═══ Dataset records

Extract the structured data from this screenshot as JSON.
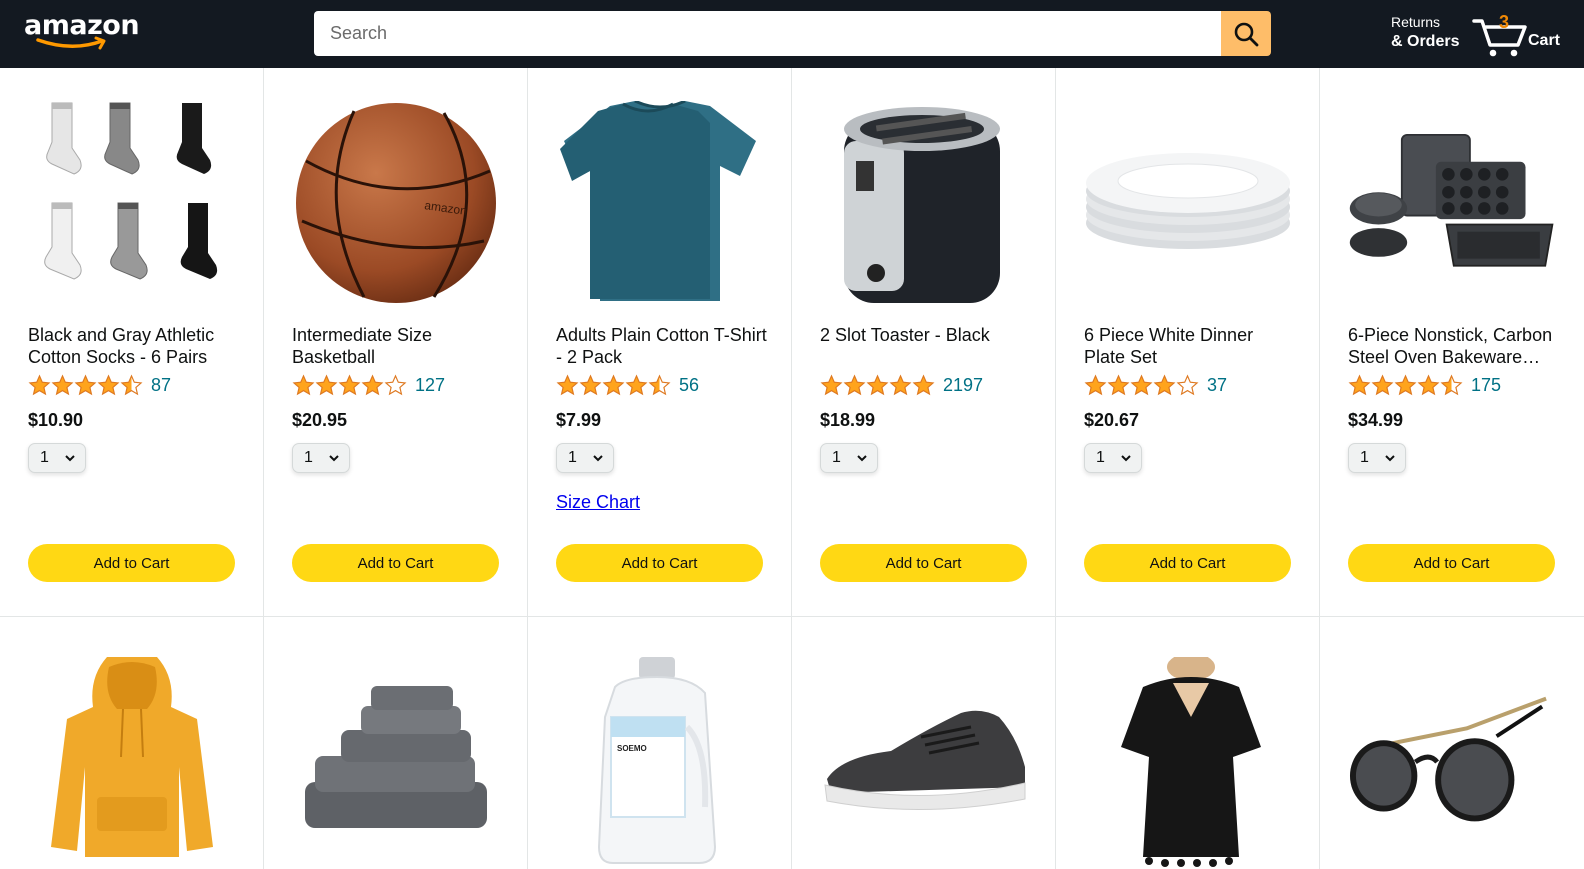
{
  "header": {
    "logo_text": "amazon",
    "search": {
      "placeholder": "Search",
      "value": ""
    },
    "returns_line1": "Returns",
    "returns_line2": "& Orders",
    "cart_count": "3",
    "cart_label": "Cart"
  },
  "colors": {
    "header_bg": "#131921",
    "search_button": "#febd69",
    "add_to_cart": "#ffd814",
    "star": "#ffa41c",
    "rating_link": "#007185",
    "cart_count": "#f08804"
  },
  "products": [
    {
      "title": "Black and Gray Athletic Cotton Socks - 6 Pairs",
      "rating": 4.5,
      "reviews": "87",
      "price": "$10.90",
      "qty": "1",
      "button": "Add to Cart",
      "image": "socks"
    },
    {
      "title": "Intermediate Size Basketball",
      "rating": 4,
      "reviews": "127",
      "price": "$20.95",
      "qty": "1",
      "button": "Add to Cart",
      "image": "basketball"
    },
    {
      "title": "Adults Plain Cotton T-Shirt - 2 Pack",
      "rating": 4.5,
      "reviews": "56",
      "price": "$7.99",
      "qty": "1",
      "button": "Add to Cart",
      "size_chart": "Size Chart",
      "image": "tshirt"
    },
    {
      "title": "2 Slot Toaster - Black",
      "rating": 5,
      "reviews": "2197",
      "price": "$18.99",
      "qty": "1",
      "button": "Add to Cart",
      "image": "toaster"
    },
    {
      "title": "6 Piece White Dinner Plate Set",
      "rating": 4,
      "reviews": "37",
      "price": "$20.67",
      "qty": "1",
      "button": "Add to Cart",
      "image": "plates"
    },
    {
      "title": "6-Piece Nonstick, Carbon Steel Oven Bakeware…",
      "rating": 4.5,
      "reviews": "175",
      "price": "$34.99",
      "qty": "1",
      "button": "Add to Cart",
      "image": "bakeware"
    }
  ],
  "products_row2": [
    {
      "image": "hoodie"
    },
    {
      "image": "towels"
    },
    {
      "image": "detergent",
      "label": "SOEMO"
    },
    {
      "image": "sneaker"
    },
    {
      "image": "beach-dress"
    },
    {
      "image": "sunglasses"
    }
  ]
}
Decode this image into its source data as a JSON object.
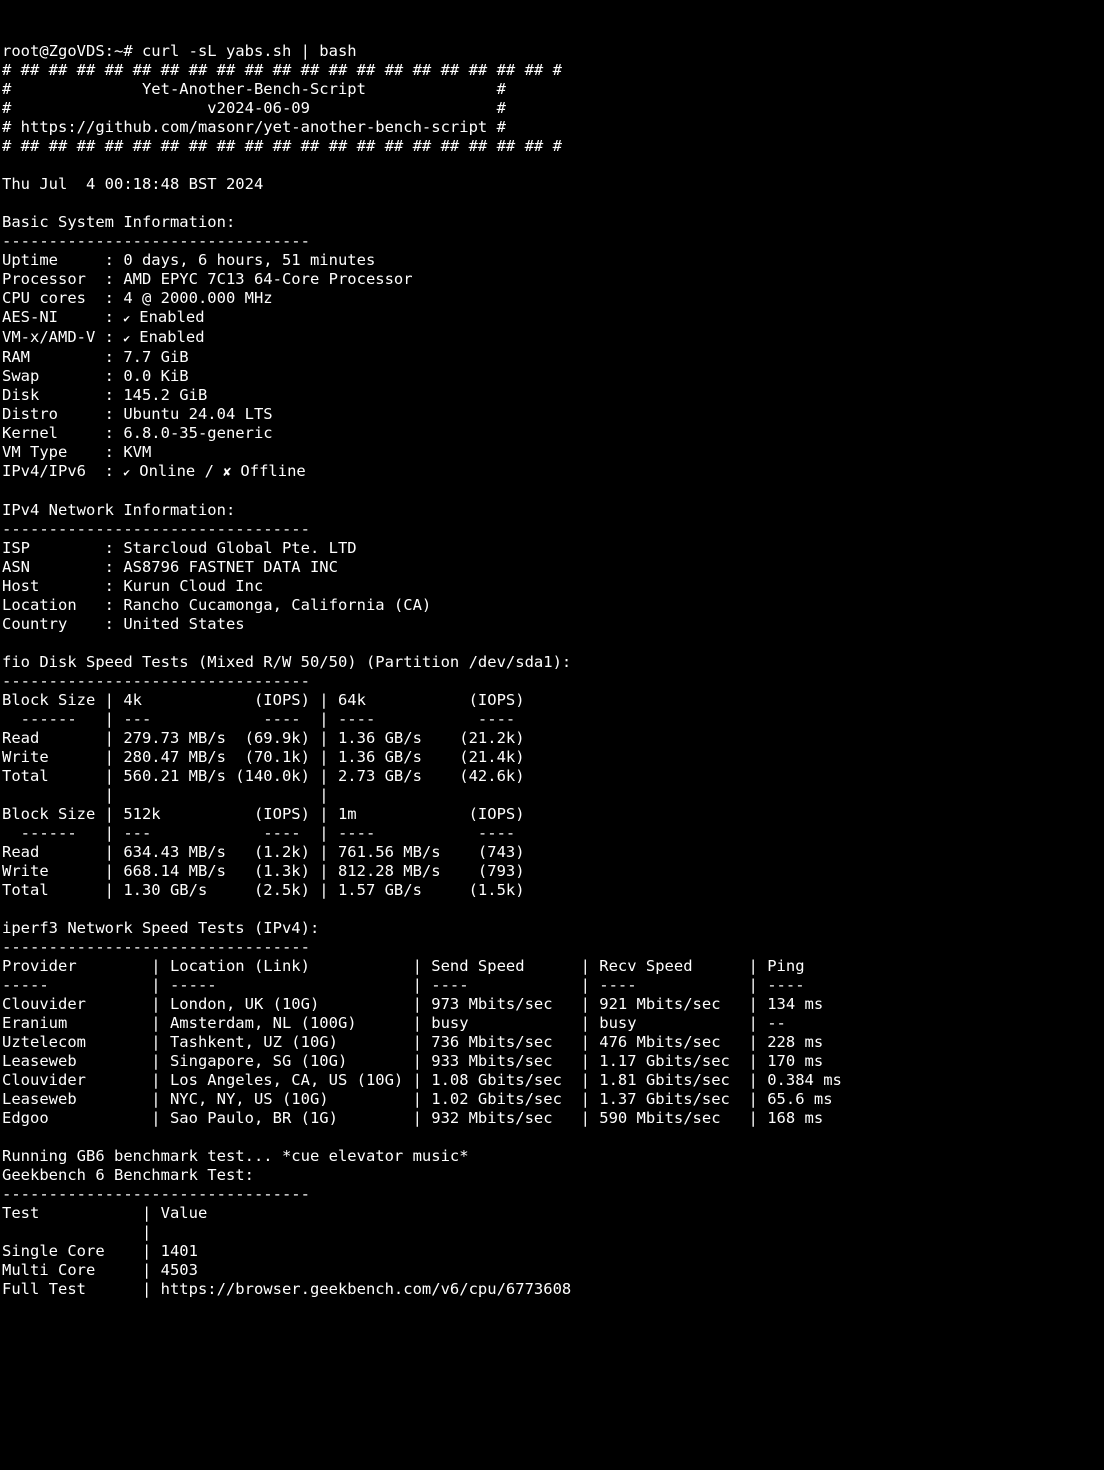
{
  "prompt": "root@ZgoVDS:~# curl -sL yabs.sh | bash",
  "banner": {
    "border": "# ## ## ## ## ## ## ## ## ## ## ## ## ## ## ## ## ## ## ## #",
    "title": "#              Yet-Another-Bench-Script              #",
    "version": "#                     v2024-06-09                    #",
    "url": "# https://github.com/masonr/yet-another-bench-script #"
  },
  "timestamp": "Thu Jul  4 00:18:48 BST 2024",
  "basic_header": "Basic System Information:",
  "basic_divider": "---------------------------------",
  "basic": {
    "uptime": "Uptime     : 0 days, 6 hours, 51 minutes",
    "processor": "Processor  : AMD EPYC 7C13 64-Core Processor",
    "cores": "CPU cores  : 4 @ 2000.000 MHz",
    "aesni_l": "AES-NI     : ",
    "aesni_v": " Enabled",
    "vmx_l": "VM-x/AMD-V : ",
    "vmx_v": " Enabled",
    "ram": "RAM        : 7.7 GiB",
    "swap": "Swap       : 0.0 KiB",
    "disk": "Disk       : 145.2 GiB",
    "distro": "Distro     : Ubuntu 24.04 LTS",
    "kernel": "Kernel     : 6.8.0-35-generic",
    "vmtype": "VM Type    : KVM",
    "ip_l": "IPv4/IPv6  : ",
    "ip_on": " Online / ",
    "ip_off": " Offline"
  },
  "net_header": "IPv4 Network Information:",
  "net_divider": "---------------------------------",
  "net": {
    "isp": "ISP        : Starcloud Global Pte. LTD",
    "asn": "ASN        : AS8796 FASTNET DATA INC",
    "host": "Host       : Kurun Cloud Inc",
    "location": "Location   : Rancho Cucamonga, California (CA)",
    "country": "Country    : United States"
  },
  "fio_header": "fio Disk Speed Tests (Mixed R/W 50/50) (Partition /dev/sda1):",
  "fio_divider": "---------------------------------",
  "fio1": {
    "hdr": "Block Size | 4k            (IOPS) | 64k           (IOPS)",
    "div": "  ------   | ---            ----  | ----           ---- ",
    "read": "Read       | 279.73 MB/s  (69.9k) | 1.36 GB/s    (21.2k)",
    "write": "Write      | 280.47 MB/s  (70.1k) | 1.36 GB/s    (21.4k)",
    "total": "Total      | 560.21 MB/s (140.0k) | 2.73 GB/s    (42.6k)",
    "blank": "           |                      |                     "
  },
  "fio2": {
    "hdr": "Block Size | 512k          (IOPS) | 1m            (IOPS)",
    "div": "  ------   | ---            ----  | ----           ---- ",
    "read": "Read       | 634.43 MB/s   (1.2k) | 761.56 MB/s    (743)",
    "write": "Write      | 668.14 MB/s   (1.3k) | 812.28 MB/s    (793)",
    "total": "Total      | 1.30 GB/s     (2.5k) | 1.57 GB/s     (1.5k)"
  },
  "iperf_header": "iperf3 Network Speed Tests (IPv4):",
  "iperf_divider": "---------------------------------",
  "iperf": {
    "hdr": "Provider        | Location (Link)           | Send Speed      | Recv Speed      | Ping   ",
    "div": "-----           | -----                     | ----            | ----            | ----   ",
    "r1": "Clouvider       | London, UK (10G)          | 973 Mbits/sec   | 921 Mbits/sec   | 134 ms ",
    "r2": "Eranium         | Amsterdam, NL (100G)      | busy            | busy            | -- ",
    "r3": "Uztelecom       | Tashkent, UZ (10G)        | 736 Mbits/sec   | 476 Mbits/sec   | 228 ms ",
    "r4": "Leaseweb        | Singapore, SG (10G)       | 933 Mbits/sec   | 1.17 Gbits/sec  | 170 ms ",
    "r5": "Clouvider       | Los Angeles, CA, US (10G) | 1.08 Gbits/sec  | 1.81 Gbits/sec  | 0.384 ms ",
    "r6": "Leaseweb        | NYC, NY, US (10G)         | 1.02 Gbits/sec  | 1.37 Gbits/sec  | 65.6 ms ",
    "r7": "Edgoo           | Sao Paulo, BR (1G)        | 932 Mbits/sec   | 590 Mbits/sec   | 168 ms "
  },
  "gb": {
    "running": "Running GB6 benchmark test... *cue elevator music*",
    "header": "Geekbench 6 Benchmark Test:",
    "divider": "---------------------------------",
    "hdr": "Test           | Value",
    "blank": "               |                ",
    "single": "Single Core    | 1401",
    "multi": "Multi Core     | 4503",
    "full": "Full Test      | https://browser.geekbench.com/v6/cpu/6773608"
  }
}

══════
═══ Dataset records

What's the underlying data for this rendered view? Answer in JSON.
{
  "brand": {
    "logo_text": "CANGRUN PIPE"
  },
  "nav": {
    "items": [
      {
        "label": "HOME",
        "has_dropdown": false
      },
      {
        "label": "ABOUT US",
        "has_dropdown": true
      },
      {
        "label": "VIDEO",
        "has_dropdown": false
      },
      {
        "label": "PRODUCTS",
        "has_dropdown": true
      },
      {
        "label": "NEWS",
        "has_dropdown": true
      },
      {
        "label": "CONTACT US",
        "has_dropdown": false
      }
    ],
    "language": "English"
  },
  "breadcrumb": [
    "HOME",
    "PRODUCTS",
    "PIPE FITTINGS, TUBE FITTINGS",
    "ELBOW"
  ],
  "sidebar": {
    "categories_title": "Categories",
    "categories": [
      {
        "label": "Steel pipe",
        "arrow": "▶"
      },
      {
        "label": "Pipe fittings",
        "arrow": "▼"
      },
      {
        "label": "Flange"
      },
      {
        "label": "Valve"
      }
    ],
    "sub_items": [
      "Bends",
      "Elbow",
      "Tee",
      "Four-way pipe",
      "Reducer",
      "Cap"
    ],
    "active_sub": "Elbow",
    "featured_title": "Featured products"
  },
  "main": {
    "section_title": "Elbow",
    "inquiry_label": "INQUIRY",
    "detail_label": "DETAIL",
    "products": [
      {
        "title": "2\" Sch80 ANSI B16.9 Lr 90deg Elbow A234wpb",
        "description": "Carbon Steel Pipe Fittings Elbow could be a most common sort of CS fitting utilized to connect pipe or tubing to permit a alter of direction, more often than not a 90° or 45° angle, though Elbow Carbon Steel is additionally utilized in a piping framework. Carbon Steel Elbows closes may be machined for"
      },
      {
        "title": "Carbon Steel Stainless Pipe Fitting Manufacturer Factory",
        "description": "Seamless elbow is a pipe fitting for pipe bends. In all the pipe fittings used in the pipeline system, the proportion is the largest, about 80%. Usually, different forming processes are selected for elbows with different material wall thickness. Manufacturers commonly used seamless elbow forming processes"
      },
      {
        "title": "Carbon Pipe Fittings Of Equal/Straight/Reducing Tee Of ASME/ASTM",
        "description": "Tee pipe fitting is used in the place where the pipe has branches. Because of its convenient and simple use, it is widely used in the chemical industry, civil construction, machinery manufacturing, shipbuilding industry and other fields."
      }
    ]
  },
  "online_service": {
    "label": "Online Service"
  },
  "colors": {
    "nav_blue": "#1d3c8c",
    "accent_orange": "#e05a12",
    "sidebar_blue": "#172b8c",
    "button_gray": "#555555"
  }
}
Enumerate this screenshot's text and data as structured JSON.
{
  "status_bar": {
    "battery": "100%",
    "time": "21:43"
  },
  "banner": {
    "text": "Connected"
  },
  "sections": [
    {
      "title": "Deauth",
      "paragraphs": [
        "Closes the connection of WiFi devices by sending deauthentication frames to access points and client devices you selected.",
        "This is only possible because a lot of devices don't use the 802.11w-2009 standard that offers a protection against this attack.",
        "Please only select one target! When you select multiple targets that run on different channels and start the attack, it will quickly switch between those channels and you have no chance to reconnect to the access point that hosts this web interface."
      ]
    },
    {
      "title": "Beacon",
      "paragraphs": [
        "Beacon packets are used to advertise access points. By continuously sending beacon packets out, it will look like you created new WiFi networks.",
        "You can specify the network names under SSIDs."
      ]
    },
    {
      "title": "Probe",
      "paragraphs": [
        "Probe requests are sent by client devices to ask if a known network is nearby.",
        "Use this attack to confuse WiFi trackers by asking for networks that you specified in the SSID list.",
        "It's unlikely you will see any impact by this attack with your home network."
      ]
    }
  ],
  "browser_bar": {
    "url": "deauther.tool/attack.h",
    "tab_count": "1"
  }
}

══════

▸ Task goal
Pull every line containing the word "Leaseweb" out of the entries above.

▸ Output for this exercise
    "r4": "Leaseweb        | Singapore, SG (10G)       | 933 Mbits/sec   | 1.17 Gbits/sec  | 170 ms ",
    "r6": "Leaseweb        | NYC, NY, US (10G)         | 1.02 Gbits/sec  | 1.37 Gbits/sec  | 65.6 ms ",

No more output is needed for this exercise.